Reproduce the listing below verbatim.

——————

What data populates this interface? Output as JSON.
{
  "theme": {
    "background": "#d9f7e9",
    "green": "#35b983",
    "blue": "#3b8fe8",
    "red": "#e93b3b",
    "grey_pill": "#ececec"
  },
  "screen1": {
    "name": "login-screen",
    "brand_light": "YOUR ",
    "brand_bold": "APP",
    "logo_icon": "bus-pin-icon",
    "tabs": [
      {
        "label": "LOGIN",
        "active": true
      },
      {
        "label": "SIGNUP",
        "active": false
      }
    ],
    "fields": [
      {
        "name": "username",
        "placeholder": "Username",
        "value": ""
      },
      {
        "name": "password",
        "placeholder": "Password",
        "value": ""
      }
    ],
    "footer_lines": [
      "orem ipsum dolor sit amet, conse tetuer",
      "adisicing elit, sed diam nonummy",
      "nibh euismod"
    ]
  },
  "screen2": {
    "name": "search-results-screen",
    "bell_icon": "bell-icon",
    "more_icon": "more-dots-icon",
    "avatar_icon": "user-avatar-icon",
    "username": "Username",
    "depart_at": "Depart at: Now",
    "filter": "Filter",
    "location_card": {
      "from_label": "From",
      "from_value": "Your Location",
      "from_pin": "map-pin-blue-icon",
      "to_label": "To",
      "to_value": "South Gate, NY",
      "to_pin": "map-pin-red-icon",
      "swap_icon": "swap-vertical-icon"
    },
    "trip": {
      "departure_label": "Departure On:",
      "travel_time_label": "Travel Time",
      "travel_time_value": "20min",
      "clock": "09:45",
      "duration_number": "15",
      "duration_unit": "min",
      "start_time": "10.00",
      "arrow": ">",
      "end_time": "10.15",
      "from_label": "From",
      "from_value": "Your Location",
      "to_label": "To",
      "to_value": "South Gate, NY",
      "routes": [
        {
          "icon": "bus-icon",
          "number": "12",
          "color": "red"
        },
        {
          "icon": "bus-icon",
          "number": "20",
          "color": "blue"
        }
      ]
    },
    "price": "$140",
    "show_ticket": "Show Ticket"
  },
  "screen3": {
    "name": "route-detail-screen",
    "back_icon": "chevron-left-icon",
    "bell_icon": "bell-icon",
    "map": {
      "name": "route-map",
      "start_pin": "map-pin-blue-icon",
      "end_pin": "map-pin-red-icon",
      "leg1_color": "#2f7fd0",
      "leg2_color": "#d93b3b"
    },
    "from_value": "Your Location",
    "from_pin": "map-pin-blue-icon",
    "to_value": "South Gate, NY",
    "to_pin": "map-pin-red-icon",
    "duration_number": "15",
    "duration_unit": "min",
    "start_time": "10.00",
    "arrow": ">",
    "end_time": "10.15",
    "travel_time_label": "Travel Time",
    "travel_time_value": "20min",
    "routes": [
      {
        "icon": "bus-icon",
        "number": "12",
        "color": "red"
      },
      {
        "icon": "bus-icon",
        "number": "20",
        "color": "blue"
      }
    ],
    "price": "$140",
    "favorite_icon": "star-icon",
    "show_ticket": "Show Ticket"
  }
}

——————

> The reply
What data populates this interface? Output as JSON.
{
  "theme": {
    "background": "#d9f7e9",
    "green": "#35b983",
    "blue": "#3b8fe8",
    "red": "#e93b3b",
    "grey_pill": "#ececec"
  },
  "screen1": {
    "name": "login-screen",
    "brand_light": "YOUR ",
    "brand_bold": "APP",
    "logo_icon": "bus-pin-icon",
    "tabs": [
      {
        "label": "LOGIN",
        "active": true
      },
      {
        "label": "SIGNUP",
        "active": false
      }
    ],
    "fields": [
      {
        "name": "username",
        "placeholder": "Username",
        "value": ""
      },
      {
        "name": "password",
        "placeholder": "Password",
        "value": ""
      }
    ],
    "footer_lines": [
      "orem ipsum dolor sit amet, conse tetuer",
      "adisicing elit, sed diam nonummy",
      "nibh euismod"
    ]
  },
  "screen2": {
    "name": "search-results-screen",
    "bell_icon": "bell-icon",
    "more_icon": "more-dots-icon",
    "avatar_icon": "user-avatar-icon",
    "username": "Username",
    "depart_at": "Depart at: Now",
    "filter": "Filter",
    "location_card": {
      "from_label": "From",
      "from_value": "Your Location",
      "from_pin": "map-pin-blue-icon",
      "to_label": "To",
      "to_value": "South Gate, NY",
      "to_pin": "map-pin-red-icon",
      "swap_icon": "swap-vertical-icon"
    },
    "trip": {
      "departure_label": "Departure On:",
      "travel_time_label": "Travel Time",
      "travel_time_value": "20min",
      "clock": "09:45",
      "duration_number": "15",
      "duration_unit": "min",
      "start_time": "10.00",
      "arrow": ">",
      "end_time": "10.15",
      "from_label": "From",
      "from_value": "Your Location",
      "to_label": "To",
      "to_value": "South Gate, NY",
      "routes": [
        {
          "icon": "bus-icon",
          "number": "12",
          "color": "red"
        },
        {
          "icon": "bus-icon",
          "number": "20",
          "color": "blue"
        }
      ]
    },
    "price": "$140",
    "show_ticket": "Show Ticket"
  },
  "screen3": {
    "name": "route-detail-screen",
    "back_icon": "chevron-left-icon",
    "bell_icon": "bell-icon",
    "map": {
      "name": "route-map",
      "start_pin": "map-pin-blue-icon",
      "end_pin": "map-pin-red-icon",
      "leg1_color": "#2f7fd0",
      "leg2_color": "#d93b3b"
    },
    "from_value": "Your Location",
    "from_pin": "map-pin-blue-icon",
    "to_value": "South Gate, NY",
    "to_pin": "map-pin-red-icon",
    "duration_number": "15",
    "duration_unit": "min",
    "start_time": "10.00",
    "arrow": ">",
    "end_time": "10.15",
    "travel_time_label": "Travel Time",
    "travel_time_value": "20min",
    "routes": [
      {
        "icon": "bus-icon",
        "number": "12",
        "color": "red"
      },
      {
        "icon": "bus-icon",
        "number": "20",
        "color": "blue"
      }
    ],
    "price": "$140",
    "favorite_icon": "star-icon",
    "show_ticket": "Show Ticket"
  }
}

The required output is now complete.